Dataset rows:
======

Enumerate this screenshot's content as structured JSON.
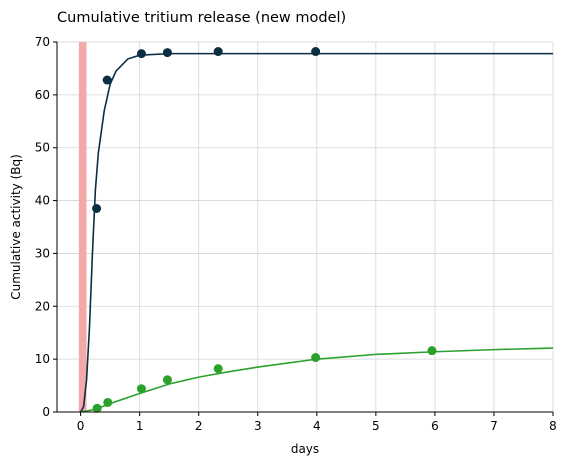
{
  "chart_data": {
    "type": "line",
    "title": "Cumulative tritium release (new model)",
    "xlabel": "days",
    "ylabel": "Cumulative activity (Bq)",
    "xlim": [
      -0.4,
      8
    ],
    "ylim": [
      0,
      70
    ],
    "xticks": [
      0,
      1,
      2,
      3,
      4,
      5,
      6,
      7,
      8
    ],
    "yticks": [
      0,
      10,
      20,
      30,
      40,
      50,
      60,
      70
    ],
    "grid": true,
    "span": {
      "x": [
        -0.03,
        0.1
      ],
      "color": "#f4a9a8"
    },
    "series": [
      {
        "mode": "line",
        "color": "#0a2e43",
        "x": [
          0,
          0.05,
          0.1,
          0.15,
          0.2,
          0.25,
          0.3,
          0.4,
          0.5,
          0.6,
          0.8,
          1.0,
          1.5,
          2,
          8
        ],
        "values": [
          0,
          1,
          6,
          16,
          30,
          42,
          49,
          57,
          62,
          64.5,
          66.8,
          67.5,
          67.8,
          67.8,
          67.8
        ]
      },
      {
        "mode": "markers",
        "color": "#0a2e43",
        "x": [
          0.27,
          0.45,
          1.03,
          1.47,
          2.33,
          3.98
        ],
        "values": [
          38.5,
          62.8,
          67.8,
          68,
          68.2,
          68.2
        ]
      },
      {
        "mode": "line",
        "color": "#2ca02c",
        "x": [
          0,
          0.25,
          0.5,
          1,
          1.5,
          2,
          2.5,
          3,
          4,
          5,
          6,
          7,
          8
        ],
        "values": [
          0,
          0.5,
          1.6,
          3.5,
          5.3,
          6.6,
          7.6,
          8.5,
          10,
          10.9,
          11.4,
          11.8,
          12.1
        ]
      },
      {
        "mode": "markers",
        "color": "#2ca02c",
        "x": [
          0.28,
          0.46,
          1.03,
          1.47,
          2.33,
          3.98,
          5.95
        ],
        "values": [
          0.7,
          1.8,
          4.4,
          6.1,
          8.2,
          10.3,
          11.6
        ]
      }
    ]
  }
}
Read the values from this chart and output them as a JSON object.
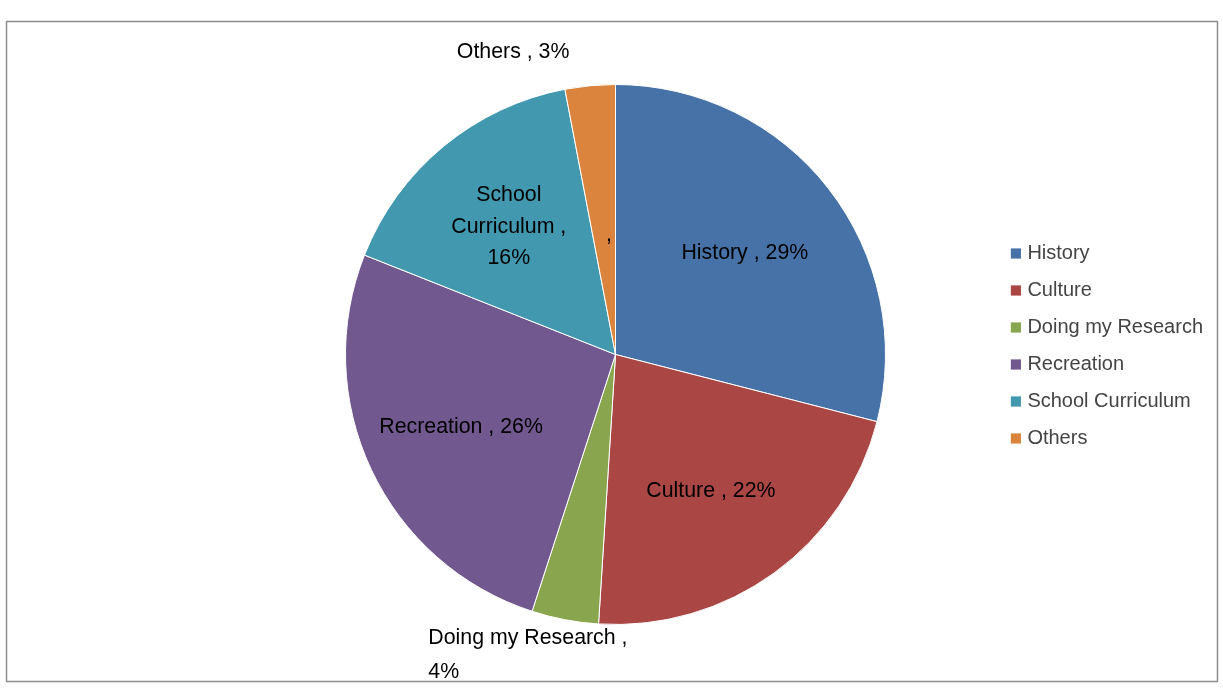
{
  "chart_data": {
    "type": "pie",
    "categories": [
      "History",
      "Culture",
      "Doing my Research",
      "Recreation",
      "School Curriculum",
      "Others"
    ],
    "values": [
      29,
      22,
      4,
      26,
      16,
      3
    ],
    "colors": [
      "#4672a8",
      "#aa4643",
      "#89a54e",
      "#71588f",
      "#4198af",
      "#db843d"
    ],
    "value_labels": [
      "History ,  29%",
      "Culture ,  22%",
      "Doing my Research ,\n4%",
      "Recreation ,  26%",
      "School\nCurriculum ,\n16%",
      "Others , 3%"
    ],
    "annotations": [
      ","
    ],
    "legend": "right"
  }
}
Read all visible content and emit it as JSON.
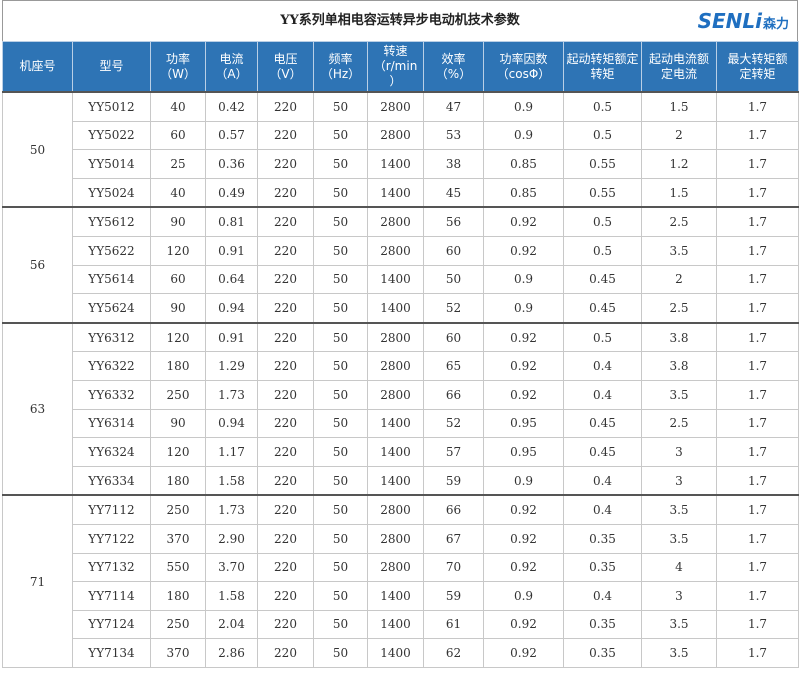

======

**Task brief**
Repeat the records above verbatim, with no pictures in the result.

**Written response**
Enumerate this screenshot's content as structured JSON.
{
  "chart_data": {
    "type": "line",
    "title": "Cumulative tritium release (new model)",
    "xlabel": "days",
    "ylabel": "Cumulative activity (Bq)",
    "xlim": [
      -0.4,
      8
    ],
    "ylim": [
      0,
      70
    ],
    "xticks": [
      0,
      1,
      2,
      3,
      4,
      5,
      6,
      7,
      8
    ],
    "yticks": [
      0,
      10,
      20,
      30,
      40,
      50,
      60,
      70
    ],
    "grid": true,
    "span": {
      "x": [
        -0.03,
        0.1
      ],
      "color": "#f4a9a8"
    },
    "series": [
      {
        "mode": "line",
        "color": "#0a2e43",
        "x": [
          0,
          0.05,
          0.1,
          0.15,
          0.2,
          0.25,
          0.3,
          0.4,
          0.5,
          0.6,
          0.8,
          1.0,
          1.5,
          2,
          8
        ],
        "values": [
          0,
          1,
          6,
          16,
          30,
          42,
          49,
          57,
          62,
          64.5,
          66.8,
          67.5,
          67.8,
          67.8,
          67.8
        ]
      },
      {
        "mode": "markers",
        "color": "#0a2e43",
        "x": [
          0.27,
          0.45,
          1.03,
          1.47,
          2.33,
          3.98
        ],
        "values": [
          38.5,
          62.8,
          67.8,
          68,
          68.2,
          68.2
        ]
      },
      {
        "mode": "line",
        "color": "#2ca02c",
        "x": [
          0,
          0.25,
          0.5,
          1,
          1.5,
          2,
          2.5,
          3,
          4,
          5,
          6,
          7,
          8
        ],
        "values": [
          0,
          0.5,
          1.6,
          3.5,
          5.3,
          6.6,
          7.6,
          8.5,
          10,
          10.9,
          11.4,
          11.8,
          12.1
        ]
      },
      {
        "mode": "markers",
        "color": "#2ca02c",
        "x": [
          0.28,
          0.46,
          1.03,
          1.47,
          2.33,
          3.98,
          5.95
        ],
        "values": [
          0.7,
          1.8,
          4.4,
          6.1,
          8.2,
          10.3,
          11.6
        ]
      }
    ]
  }
}
Read the values from this chart and output them as a JSON object.
{
  "chart_data": {
    "type": "pie",
    "categories": [
      "History",
      "Culture",
      "Doing my Research",
      "Recreation",
      "School Curriculum",
      "Others"
    ],
    "values": [
      29,
      22,
      4,
      26,
      16,
      3
    ],
    "colors": [
      "#4672a8",
      "#aa4643",
      "#89a54e",
      "#71588f",
      "#4198af",
      "#db843d"
    ],
    "value_labels": [
      "History ,  29%",
      "Culture ,  22%",
      "Doing my Research ,\n4%",
      "Recreation ,  26%",
      "School\nCurriculum ,\n16%",
      "Others , 3%"
    ],
    "annotations": [
      ","
    ],
    "legend": "right"
  }
}
Read all visible content and emit it as JSON.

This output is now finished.